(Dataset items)
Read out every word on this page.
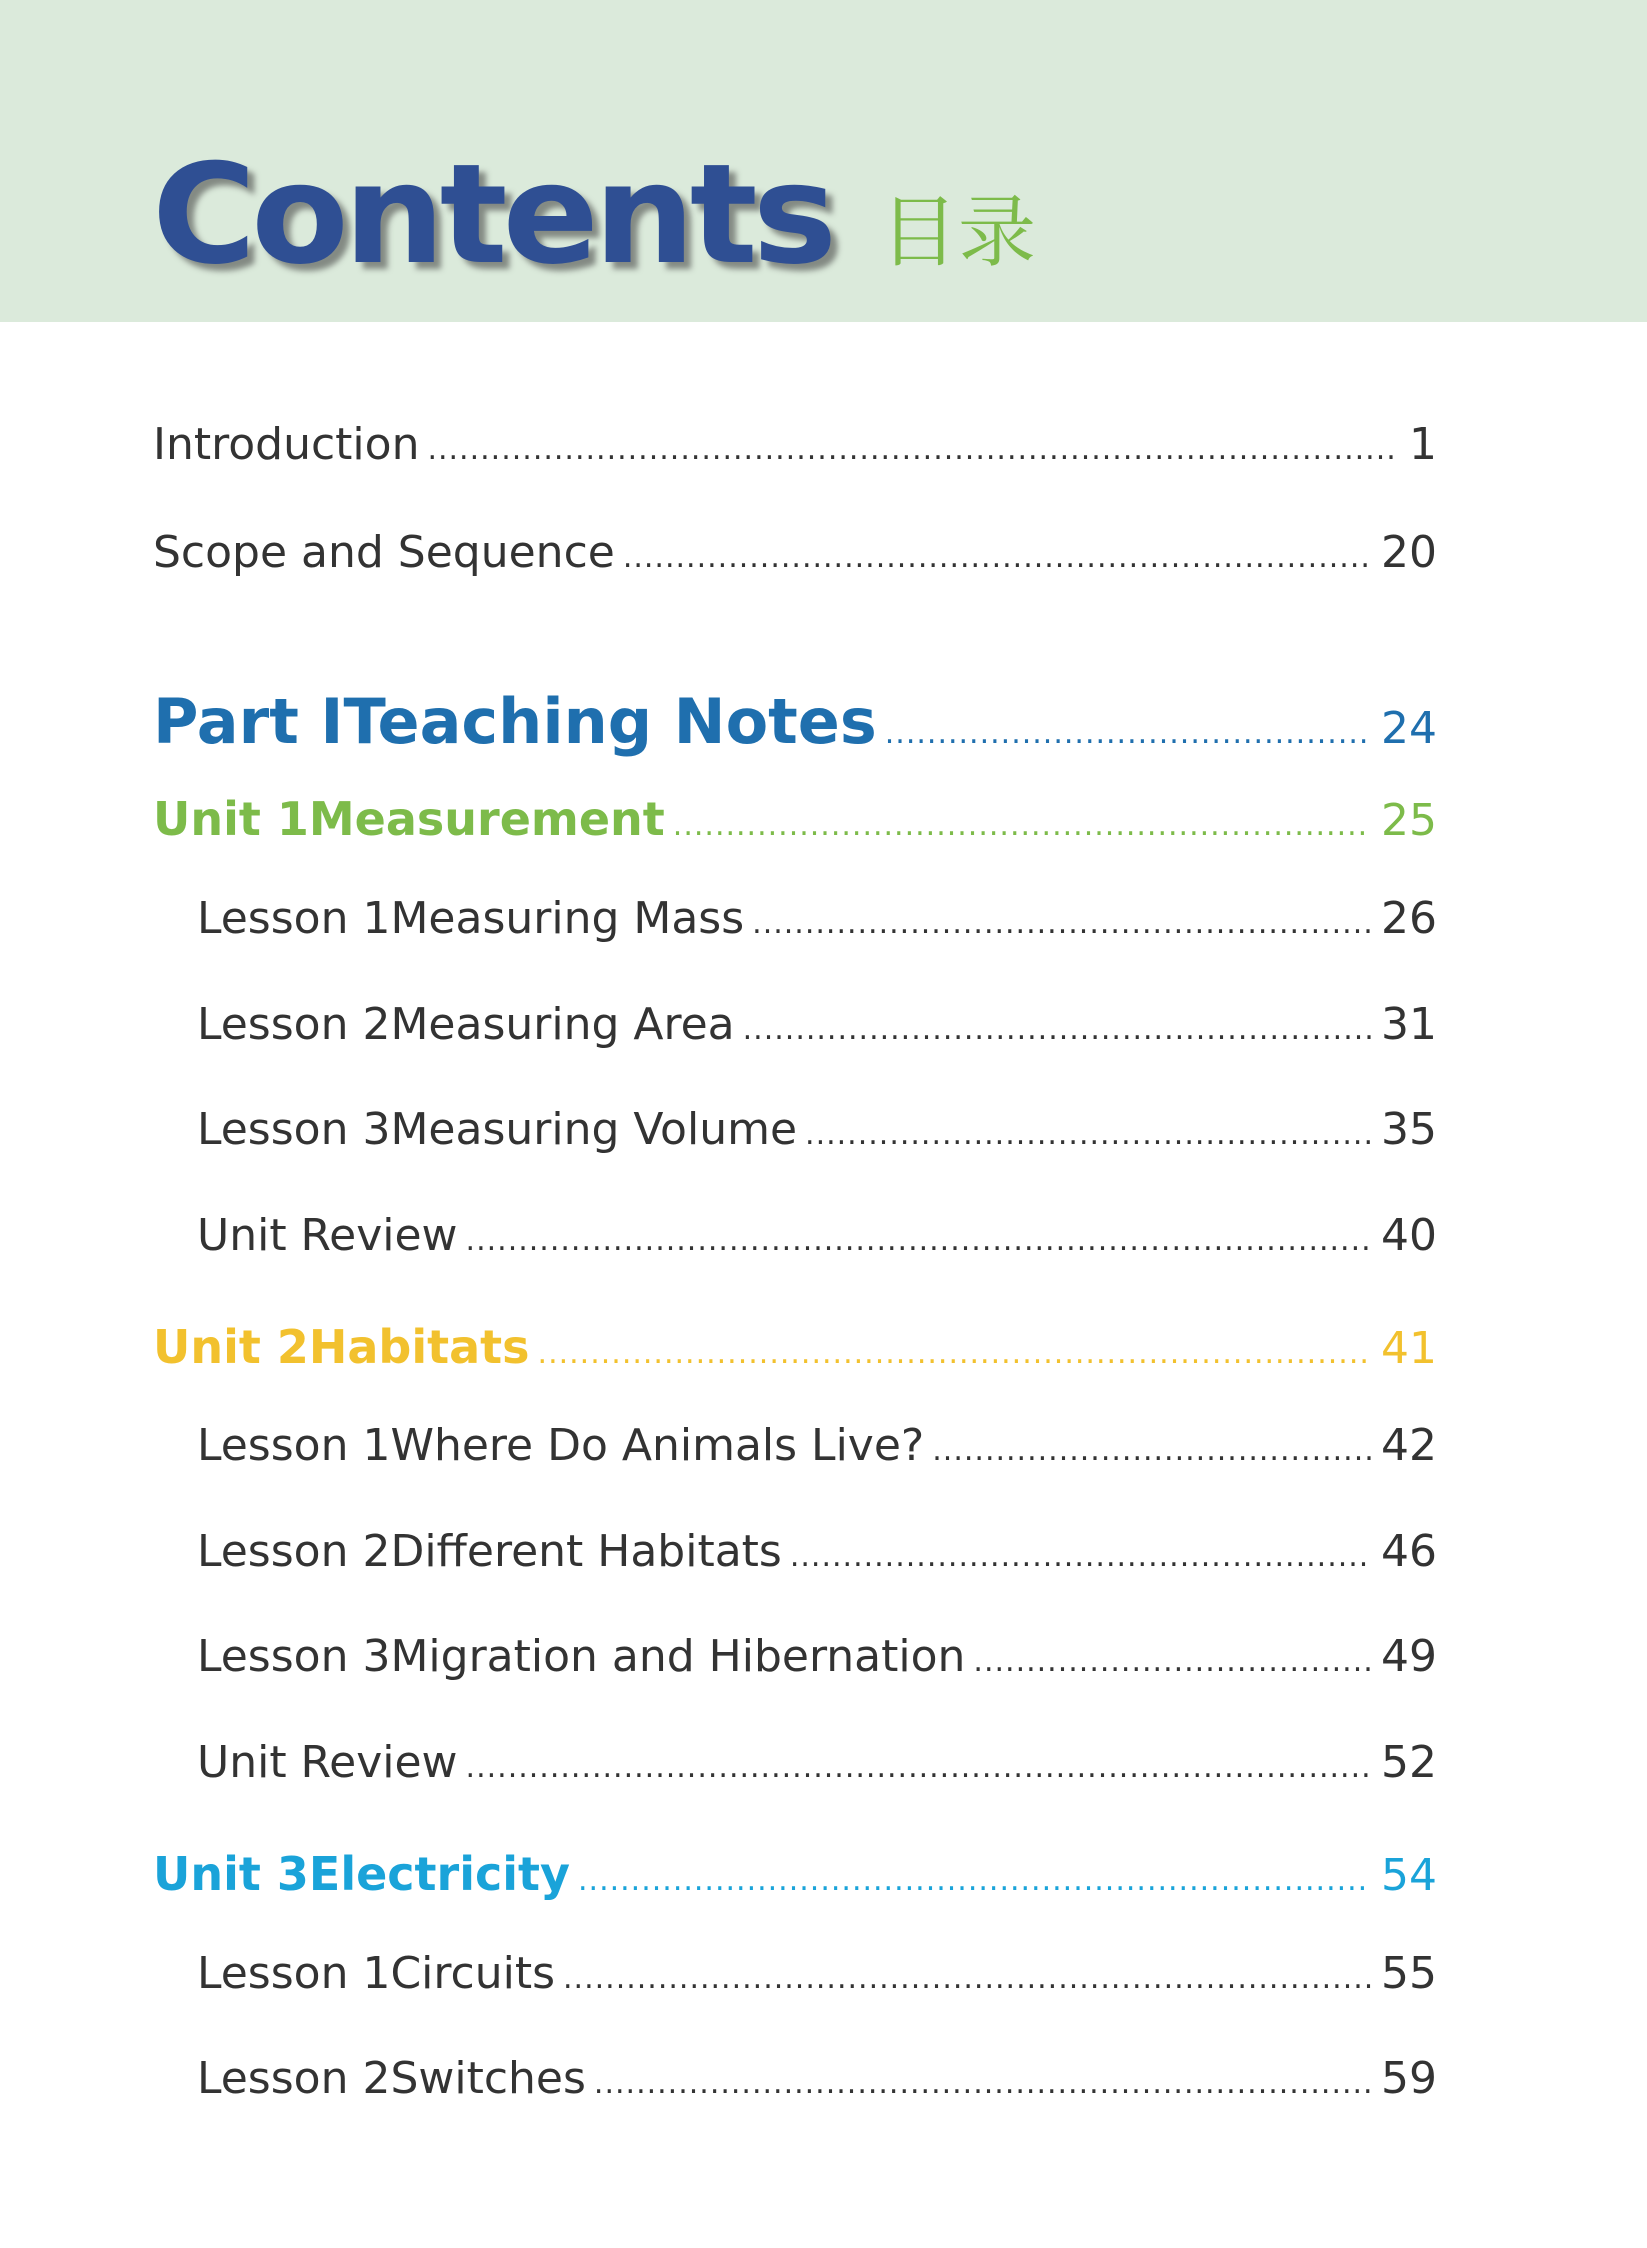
Contents 目录
Introduction .....	1
Scope and Sequence .....	20
Part I Teaching Notes .....	24
Unit 1 Measurement .....	25
Lesson 1 Measuring Mass .....	26
Lesson 2 Measuring Area .....	31
Lesson 3 Measuring Volume .....	35
Unit Review .....	40
Unit 2 Habitats .....	41
Lesson 1 Where Do Animals Live? .....	42
Lesson 2 Different Habitats .....	46
Lesson 3 Migration and Hibernation .....	49
Unit Review .....	52
Unit 3 Electricity .....	54
Lesson 1 Circuits .....	55
Lesson 2 Switches .....	59
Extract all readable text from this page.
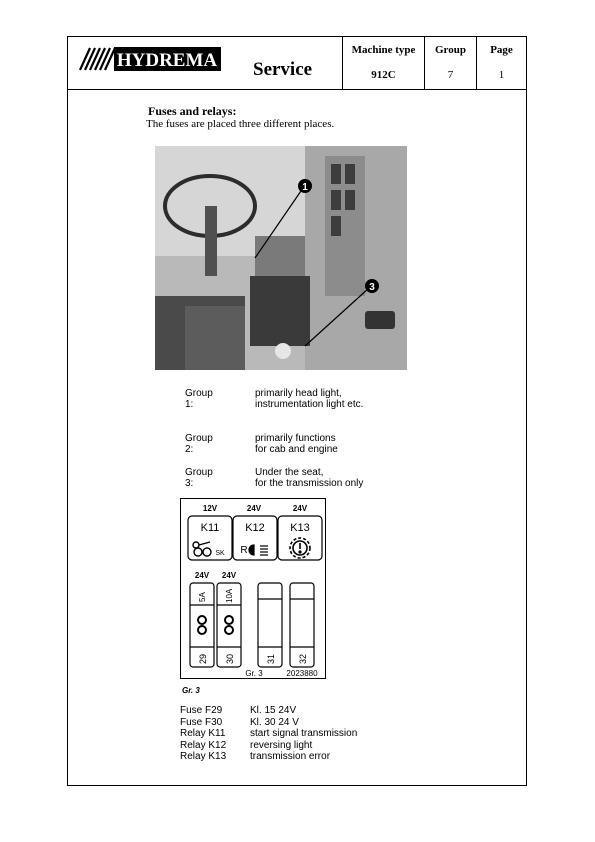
HYDREMA Service
Machine type
912C
Group
7
Page
1
Fuses and relays:
The fuses are placed three different places.
1
3
Group 1:
primarily head light,
instrumentation light etc.
Group 2:
primarily functions
for cab and engine
Group 3:
Under the seat,
for the transmission only
12V	24V	24V
K11 K12 K13
SK R
24V 24V
5A 10A
29 30	31 32
Gr. 3	2023880
Gr. 3
Fuse F29	Kl. 15 24V
Fuse F30	Kl. 30 24 V
Relay K11 start signal transmission
Relay K12 reversing light
Relay K13 transmission error
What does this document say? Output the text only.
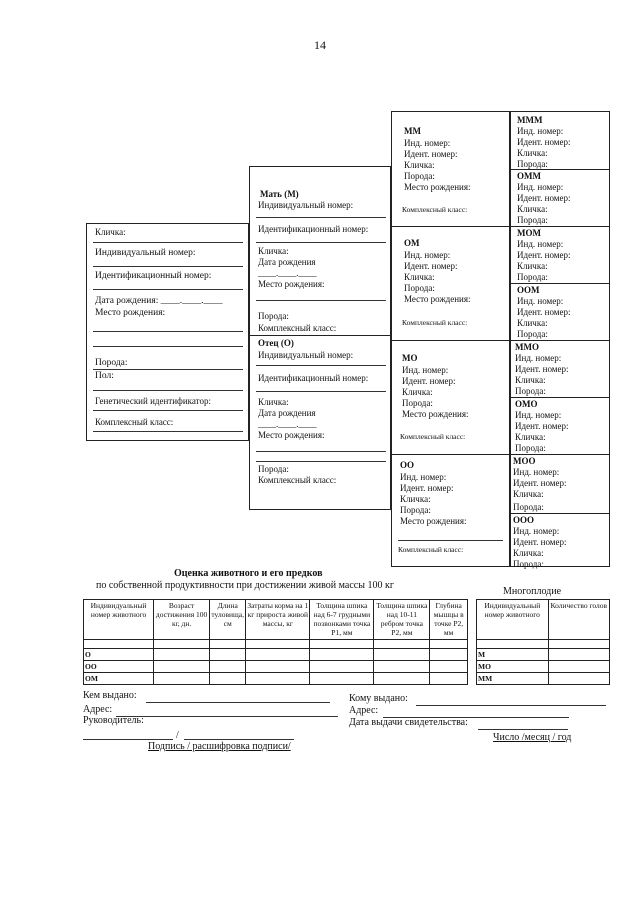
14
Кличка:
Индивидуальный номер:
Идентификационный номер:
Дата рождения: ____.____.____
Место рождения:
Порода:
Пол:
Генетический идентификатор:
Комплексный класс:
Мать (М)
Индивидуальный номер:
Идентификационный номер:
Кличка:
Дата рождения
____.____.____
Место рождения:
Порода:
Комплексный класс:
Отец (О)
Индивидуальный номер:
Идентификационный номер:
Кличка:
Дата рождения
____.____.____
Место рождения:
Порода:
Комплексный класс:
ММ
Инд. номер:
Идент. номер:
Кличка:
Порода:
Место рождения:
Комплексный класс:
ОМ
Инд. номер:
Идент. номер:
Кличка:
Порода:
Место рождения:
Комплексный класс:
МО
Инд. номер:
Идент. номер:
Кличка:
Порода:
Место рождения:
Комплексный класс:
ОО
Инд. номер:
Идент. номер:
Кличка:
Порода:
Место рождения:
Комплексный класс:
МММ
Инд. номер:
Идент. номер:
Кличка:
Порода:
ОММ
Инд. номер:
Идент. номер:
Кличка:
Порода:
МОМ
Инд. номер:
Идент. номер:
Кличка:
Порода:
ООМ
Инд. номер:
Идент. номер:
Кличка:
Порода:
ММО
Инд. номер:
Идент. номер:
Кличка:
Порода:
ОМО
Инд. номер:
Идент. номер:
Кличка:
Порода:
МОО
Инд. номер:
Идент. номер:
Кличка:
Порода:
ООО
Инд. номер:
Идент. номер:
Кличка:
Порода:
Оценка животного и его предков
по собственной продуктивности при достижении живой массы 100 кг
Многоплодие
Индивидуальный номер животного	Возраст достижения 100 кг, дн.	Длина туловища, см	Затраты корма на 1 кг прироста живой массы, кг	Толщина шпика над 6-7 грудными позвонками точка Р1, мм	Толщина шпика над 10-11 ребром точка Р2, мм	Глубина мышцы в точке Р2, мм

О						
ОО						
ОМ						
Индивидуальный номер животного	Количество голов

М	
МО	
ММ	
Кем выдано:
Адрес:
Руководитель:
/
Подпись / расшифровка подписи/
Кому выдано:
Адрес:
Дата выдачи свидетельства:
Число /месяц / год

_GOAL:_
Exclude the pictures and transcribe all of the entries exactly.

_RESPONSE BELOW:_
Read out every word on this page.
Contents 目录
Introduction .....	1
Scope and Sequence .....	20
Part I Teaching Notes .....	24
Unit 1 Measurement .....	25
Lesson 1 Measuring Mass .....	26
Lesson 2 Measuring Area .....	31
Lesson 3 Measuring Volume .....	35
Unit Review .....	40
Unit 2 Habitats .....	41
Lesson 1 Where Do Animals Live? .....	42
Lesson 2 Different Habitats .....	46
Lesson 3 Migration and Hibernation .....	49
Unit Review .....	52
Unit 3 Electricity .....	54
Lesson 1 Circuits .....	55
Lesson 2 Switches .....	59
Extract all readable text from this page.
HYDREMA Service
Machine type
912C
Group
7
Page
1
Fuses and relays:
The fuses are placed three different places.
1
3
Group 1:
primarily head light,
instrumentation light etc.
Group 2:
primarily functions
for cab and engine
Group 3:
Under the seat,
for the transmission only
12V	24V	24V
K11 K12 K13
SK R
24V 24V
5A 10A
29 30	31 32
Gr. 3	2023880
Gr. 3
Fuse F29	Kl. 15 24V
Fuse F30	Kl. 30 24 V
Relay K11 start signal transmission
Relay K12 reversing light
Relay K13 transmission error
What does this document say? Output the text only.
14
Кличка:
Индивидуальный номер:
Идентификационный номер:
Дата рождения: ____.____.____
Место рождения:
Порода:
Пол:
Генетический идентификатор:
Комплексный класс:
Мать (М)
Индивидуальный номер:
Идентификационный номер:
Кличка:
Дата рождения
____.____.____
Место рождения:
Порода:
Комплексный класс:
Отец (О)
Индивидуальный номер:
Идентификационный номер:
Кличка:
Дата рождения
____.____.____
Место рождения:
Порода:
Комплексный класс:
ММ
Инд. номер:
Идент. номер:
Кличка:
Порода:
Место рождения:
Комплексный класс:
ОМ
Инд. номер:
Идент. номер:
Кличка:
Порода:
Место рождения:
Комплексный класс:
МО
Инд. номер:
Идент. номер:
Кличка:
Порода:
Место рождения:
Комплексный класс:
ОО
Инд. номер:
Идент. номер:
Кличка:
Порода:
Место рождения:
Комплексный класс:
МММ
Инд. номер:
Идент. номер:
Кличка:
Порода:
ОММ
Инд. номер:
Идент. номер:
Кличка:
Порода:
МОМ
Инд. номер:
Идент. номер:
Кличка:
Порода:
ООМ
Инд. номер:
Идент. номер:
Кличка:
Порода:
ММО
Инд. номер:
Идент. номер:
Кличка:
Порода:
ОМО
Инд. номер:
Идент. номер:
Кличка:
Порода:
МОО
Инд. номер:
Идент. номер:
Кличка:
Порода:
ООО
Инд. номер:
Идент. номер:
Кличка:
Порода:
Оценка животного и его предков
по собственной продуктивности при достижении живой массы 100 кг
Многоплодие
Индивидуальный номер животного	Возраст достижения 100 кг, дн.	Длина туловища, см	Затраты корма на 1 кг прироста живой массы, кг	Толщина шпика над 6-7 грудными позвонками точка Р1, мм	Толщина шпика над 10-11 ребром точка Р2, мм	Глубина мышцы в точке Р2, мм

О						
ОО						
ОМ						
Индивидуальный номер животного	Количество голов

М	
МО	
ММ	
Кем выдано:
Адрес:
Руководитель:
/
Подпись / расшифровка подписи/
Кому выдано:
Адрес:
Дата выдачи свидетельства:
Число /месяц / год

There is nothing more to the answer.